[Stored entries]
---+---
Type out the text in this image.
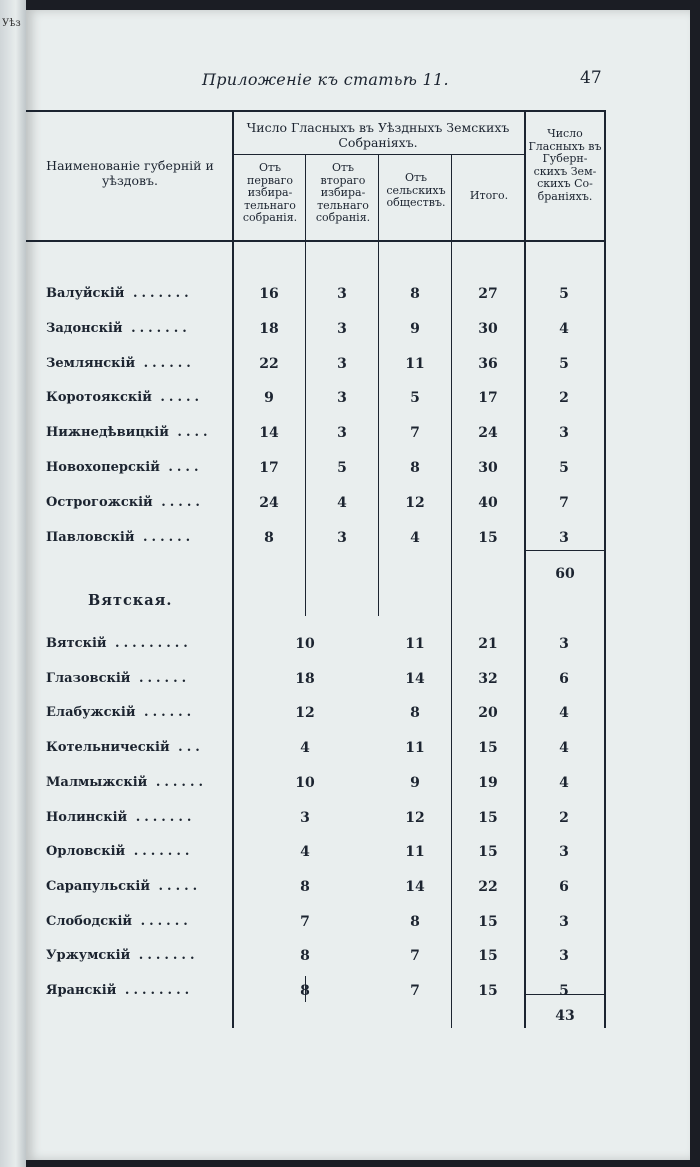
Уѣз
Приложенiе къ статьѣ 11.	47
Наименованiе губернiй и уѣздовъ.
Число Гласныхъ въ Уѣздныхъ Земскихъ Собранiяхъ.
Отъ перваго избира-тельнаго собранiя.
Отъ втораго избира-тельнаго собранiя.
Отъ сельскихъ обществъ.
Итого.
Число Гласныхъ въ Губерн-скихъ Зем-скихъ Со-бранiяхъ.
Валуйскiй .......	16	3	8	27	5
Задонскiй .......	18	3	9	30	4
Землянскiй ......	22	3	11	36	5
Коротоякскiй .....	9	3	5	17	2
Нижнедѣвицкiй ....	14	3	7	24	3
Новохоперскiй ....	17	5	8	30	5
Острогожскiй .....	24	4	12	40	7
Павловскiй ......	8	3	4	15	3
60
Вятская.
Вятскiй .........	10	11	21	3
Глазовскiй ......	18	14	32	6
Елабужскiй ......	12	8	20	4
Котельническiй ...	4	11	15	4
Малмыжскiй ......	10	9	19	4
Нолинскiй .......	3	12	15	2
Орловскiй .......	4	11	15	3
Сарапульскiй .....	8	14	22	6
Слободскiй ......	7	8	15	3
Уржумскiй .......	8	7	15	3
Яранскiй ........	8	7	15	5
43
---+---
#### What the exercise asks:
Every line containing the string "тельнаго" must be listed.

#### Written answer:
Отъ перваго избира-тельнаго собранiя.
Отъ втораго избира-тельнаго собранiя.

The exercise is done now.